• **Set task**: Copy, from the entries below, each line in which the string "name" appears.

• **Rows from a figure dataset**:
◆ ◆ ◆ ◆ ◆ ◆ ◆
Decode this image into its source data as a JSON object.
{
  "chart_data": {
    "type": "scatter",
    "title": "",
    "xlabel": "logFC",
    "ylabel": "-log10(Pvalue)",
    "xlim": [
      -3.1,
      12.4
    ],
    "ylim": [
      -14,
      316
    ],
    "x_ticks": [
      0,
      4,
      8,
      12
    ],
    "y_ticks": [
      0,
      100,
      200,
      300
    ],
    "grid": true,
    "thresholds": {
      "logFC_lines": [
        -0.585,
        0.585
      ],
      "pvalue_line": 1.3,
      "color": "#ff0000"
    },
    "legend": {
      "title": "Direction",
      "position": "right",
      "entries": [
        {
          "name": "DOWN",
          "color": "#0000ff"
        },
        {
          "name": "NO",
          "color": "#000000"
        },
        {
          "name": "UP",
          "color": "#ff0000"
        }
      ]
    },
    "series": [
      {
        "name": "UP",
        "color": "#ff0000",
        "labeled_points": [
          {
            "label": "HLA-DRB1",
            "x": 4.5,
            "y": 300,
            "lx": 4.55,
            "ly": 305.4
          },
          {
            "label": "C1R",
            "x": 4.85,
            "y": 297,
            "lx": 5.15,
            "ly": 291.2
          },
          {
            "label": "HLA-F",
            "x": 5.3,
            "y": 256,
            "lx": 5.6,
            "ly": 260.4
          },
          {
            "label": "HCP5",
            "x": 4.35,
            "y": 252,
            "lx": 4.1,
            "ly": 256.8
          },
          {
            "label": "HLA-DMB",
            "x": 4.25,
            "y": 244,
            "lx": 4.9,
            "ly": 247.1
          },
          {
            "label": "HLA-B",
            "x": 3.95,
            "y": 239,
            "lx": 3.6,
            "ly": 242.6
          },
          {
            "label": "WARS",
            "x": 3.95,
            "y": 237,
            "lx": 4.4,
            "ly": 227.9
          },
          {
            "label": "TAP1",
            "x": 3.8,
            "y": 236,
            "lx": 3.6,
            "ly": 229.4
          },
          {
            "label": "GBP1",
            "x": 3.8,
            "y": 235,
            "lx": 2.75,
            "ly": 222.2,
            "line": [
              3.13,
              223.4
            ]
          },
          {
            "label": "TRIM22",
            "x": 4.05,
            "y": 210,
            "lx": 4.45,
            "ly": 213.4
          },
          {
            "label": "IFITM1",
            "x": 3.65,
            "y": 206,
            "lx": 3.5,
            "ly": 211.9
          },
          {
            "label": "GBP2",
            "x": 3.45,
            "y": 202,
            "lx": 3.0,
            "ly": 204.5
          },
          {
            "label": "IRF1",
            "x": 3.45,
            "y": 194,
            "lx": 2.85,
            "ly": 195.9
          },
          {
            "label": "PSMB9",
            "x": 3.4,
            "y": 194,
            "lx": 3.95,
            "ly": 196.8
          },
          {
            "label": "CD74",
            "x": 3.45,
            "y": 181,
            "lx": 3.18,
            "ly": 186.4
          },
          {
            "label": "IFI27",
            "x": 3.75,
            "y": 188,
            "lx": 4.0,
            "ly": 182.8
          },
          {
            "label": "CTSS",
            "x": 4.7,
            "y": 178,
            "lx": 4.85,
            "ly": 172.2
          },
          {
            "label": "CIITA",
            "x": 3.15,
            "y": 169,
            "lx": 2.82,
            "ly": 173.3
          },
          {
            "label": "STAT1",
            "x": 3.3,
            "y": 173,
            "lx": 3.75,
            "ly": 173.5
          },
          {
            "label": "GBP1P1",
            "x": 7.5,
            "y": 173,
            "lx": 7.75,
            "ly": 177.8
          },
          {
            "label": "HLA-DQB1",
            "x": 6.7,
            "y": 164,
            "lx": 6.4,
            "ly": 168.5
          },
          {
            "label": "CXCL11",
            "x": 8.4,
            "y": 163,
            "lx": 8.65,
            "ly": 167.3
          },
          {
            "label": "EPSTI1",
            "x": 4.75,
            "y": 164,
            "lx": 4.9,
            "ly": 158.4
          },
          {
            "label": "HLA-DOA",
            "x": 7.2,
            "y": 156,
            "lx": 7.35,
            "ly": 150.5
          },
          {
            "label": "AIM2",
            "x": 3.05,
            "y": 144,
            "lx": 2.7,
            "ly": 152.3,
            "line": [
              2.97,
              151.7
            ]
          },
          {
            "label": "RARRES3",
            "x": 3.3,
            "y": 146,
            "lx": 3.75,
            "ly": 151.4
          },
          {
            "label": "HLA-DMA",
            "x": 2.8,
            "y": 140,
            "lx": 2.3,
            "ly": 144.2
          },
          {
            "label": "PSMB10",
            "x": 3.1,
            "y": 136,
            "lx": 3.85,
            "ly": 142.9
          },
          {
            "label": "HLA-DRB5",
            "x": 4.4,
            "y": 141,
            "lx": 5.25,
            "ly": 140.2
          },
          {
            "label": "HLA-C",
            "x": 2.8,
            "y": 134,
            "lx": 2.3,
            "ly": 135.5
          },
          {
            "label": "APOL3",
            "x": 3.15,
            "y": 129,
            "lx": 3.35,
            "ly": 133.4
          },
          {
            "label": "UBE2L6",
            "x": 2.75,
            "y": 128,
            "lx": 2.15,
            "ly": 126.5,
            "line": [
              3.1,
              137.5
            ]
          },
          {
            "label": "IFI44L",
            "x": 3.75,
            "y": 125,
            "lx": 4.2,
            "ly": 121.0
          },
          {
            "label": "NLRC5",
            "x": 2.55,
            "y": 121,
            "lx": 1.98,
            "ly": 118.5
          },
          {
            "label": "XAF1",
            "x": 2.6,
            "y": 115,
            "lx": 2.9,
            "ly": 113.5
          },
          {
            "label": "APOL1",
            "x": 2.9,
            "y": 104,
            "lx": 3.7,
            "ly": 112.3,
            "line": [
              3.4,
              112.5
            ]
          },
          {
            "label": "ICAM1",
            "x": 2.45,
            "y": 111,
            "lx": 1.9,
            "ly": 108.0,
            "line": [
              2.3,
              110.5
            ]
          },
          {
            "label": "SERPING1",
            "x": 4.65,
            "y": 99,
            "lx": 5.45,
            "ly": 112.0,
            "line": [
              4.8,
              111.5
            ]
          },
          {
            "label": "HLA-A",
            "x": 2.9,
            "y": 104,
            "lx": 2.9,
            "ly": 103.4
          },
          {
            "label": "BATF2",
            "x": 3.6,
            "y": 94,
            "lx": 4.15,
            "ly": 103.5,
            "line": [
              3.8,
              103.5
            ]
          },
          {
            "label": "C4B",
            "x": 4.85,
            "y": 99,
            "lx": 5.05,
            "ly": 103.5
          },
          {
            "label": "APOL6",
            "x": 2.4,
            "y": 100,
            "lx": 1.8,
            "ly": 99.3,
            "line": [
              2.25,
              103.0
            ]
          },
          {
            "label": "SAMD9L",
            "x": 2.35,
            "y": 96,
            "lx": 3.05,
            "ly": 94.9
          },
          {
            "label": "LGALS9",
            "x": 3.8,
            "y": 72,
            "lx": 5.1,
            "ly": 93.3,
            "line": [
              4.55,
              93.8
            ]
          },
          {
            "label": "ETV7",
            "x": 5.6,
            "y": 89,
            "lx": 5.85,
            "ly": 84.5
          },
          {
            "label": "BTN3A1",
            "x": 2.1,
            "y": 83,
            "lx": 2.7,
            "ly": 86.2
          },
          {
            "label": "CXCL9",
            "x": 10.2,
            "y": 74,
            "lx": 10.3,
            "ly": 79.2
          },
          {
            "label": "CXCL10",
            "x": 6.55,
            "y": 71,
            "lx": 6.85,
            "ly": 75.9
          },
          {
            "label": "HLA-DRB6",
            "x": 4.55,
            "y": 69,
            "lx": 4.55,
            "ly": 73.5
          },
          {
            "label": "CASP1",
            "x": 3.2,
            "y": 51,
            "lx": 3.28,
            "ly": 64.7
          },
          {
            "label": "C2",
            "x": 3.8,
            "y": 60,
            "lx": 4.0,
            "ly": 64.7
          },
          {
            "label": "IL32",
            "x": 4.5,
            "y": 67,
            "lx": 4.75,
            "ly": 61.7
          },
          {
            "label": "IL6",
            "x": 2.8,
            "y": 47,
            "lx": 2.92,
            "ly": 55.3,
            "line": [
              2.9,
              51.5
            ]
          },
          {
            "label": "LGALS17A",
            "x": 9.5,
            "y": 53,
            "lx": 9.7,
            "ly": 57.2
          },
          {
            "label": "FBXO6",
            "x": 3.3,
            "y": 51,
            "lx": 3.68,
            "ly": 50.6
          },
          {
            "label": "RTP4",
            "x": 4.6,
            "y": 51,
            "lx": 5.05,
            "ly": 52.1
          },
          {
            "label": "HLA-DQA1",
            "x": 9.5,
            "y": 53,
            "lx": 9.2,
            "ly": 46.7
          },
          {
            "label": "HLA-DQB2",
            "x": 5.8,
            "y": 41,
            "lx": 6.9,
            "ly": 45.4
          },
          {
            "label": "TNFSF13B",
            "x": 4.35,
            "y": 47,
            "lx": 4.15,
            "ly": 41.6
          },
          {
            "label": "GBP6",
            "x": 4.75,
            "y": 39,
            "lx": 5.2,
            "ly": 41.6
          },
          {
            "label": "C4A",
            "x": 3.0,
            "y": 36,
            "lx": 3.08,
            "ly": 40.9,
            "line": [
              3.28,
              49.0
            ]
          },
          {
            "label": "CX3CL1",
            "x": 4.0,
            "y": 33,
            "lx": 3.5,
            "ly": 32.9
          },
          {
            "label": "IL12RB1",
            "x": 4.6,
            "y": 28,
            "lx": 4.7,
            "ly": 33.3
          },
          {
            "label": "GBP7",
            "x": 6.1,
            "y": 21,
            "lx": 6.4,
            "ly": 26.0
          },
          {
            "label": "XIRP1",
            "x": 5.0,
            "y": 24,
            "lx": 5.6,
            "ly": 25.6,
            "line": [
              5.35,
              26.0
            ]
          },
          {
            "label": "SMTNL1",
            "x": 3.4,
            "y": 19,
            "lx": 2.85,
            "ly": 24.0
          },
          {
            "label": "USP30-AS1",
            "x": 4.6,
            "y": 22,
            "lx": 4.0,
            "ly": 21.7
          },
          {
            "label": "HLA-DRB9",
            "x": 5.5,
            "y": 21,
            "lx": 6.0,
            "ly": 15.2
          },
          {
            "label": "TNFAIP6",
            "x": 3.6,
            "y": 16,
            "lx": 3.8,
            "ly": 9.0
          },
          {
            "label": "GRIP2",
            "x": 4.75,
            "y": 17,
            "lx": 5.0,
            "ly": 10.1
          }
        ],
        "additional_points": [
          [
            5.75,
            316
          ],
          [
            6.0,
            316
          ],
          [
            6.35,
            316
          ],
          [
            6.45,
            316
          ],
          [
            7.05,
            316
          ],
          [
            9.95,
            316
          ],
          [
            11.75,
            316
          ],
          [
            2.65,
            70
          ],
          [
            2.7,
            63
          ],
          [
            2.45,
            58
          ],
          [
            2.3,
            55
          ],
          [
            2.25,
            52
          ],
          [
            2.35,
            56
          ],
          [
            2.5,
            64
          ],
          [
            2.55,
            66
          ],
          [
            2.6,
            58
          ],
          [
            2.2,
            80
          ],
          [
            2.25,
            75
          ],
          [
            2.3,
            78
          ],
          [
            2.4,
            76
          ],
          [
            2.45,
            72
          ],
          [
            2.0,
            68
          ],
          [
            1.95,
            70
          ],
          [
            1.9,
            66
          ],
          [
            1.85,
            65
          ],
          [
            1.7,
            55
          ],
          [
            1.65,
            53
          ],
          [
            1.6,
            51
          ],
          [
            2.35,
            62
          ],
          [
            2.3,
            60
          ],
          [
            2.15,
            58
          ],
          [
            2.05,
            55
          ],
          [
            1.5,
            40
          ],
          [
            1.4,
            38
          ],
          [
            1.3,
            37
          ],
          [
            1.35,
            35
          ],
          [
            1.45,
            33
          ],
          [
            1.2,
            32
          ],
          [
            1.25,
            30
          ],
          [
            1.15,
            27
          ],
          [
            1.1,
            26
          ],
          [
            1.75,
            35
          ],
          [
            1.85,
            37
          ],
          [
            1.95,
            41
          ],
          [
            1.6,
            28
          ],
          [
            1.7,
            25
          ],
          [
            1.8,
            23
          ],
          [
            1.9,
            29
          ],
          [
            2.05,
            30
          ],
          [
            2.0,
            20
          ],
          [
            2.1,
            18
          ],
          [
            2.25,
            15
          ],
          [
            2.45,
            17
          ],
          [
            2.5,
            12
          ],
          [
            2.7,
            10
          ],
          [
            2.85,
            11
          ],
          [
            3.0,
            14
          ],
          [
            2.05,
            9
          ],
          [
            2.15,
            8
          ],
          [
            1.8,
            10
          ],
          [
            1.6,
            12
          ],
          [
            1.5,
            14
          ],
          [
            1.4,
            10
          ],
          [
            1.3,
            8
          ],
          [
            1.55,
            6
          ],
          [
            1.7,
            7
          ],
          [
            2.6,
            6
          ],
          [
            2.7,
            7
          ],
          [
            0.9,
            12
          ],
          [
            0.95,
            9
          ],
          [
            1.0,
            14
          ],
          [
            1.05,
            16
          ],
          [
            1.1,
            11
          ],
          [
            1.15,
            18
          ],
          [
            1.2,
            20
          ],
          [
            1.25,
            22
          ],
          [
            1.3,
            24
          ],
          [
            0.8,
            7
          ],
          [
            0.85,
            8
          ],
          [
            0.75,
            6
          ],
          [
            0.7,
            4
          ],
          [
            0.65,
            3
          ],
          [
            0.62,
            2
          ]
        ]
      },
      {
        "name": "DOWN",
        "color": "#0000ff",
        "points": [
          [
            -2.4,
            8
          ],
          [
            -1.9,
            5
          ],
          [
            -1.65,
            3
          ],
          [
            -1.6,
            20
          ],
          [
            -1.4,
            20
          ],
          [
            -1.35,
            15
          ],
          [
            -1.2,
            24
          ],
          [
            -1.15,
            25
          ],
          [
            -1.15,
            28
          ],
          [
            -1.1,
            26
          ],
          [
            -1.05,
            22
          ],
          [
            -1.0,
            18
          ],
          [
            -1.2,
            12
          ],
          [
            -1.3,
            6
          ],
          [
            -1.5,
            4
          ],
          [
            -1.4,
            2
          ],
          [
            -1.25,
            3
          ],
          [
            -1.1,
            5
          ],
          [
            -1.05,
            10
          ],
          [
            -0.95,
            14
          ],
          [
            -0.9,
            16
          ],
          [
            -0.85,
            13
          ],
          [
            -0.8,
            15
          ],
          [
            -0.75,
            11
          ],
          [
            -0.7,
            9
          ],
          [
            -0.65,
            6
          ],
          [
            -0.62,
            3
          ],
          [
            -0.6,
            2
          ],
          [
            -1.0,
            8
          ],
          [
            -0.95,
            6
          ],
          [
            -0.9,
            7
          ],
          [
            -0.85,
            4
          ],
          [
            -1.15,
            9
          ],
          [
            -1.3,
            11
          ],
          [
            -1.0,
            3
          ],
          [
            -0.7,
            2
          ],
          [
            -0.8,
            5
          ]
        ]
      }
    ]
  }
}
◆ ◆ ◆ ◆ ◆ ◆ ◆
• **Written response**:
          "name": "DOWN",
          "name": "NO",
          "name": "UP",
        "name": "UP",
        "name": "DOWN",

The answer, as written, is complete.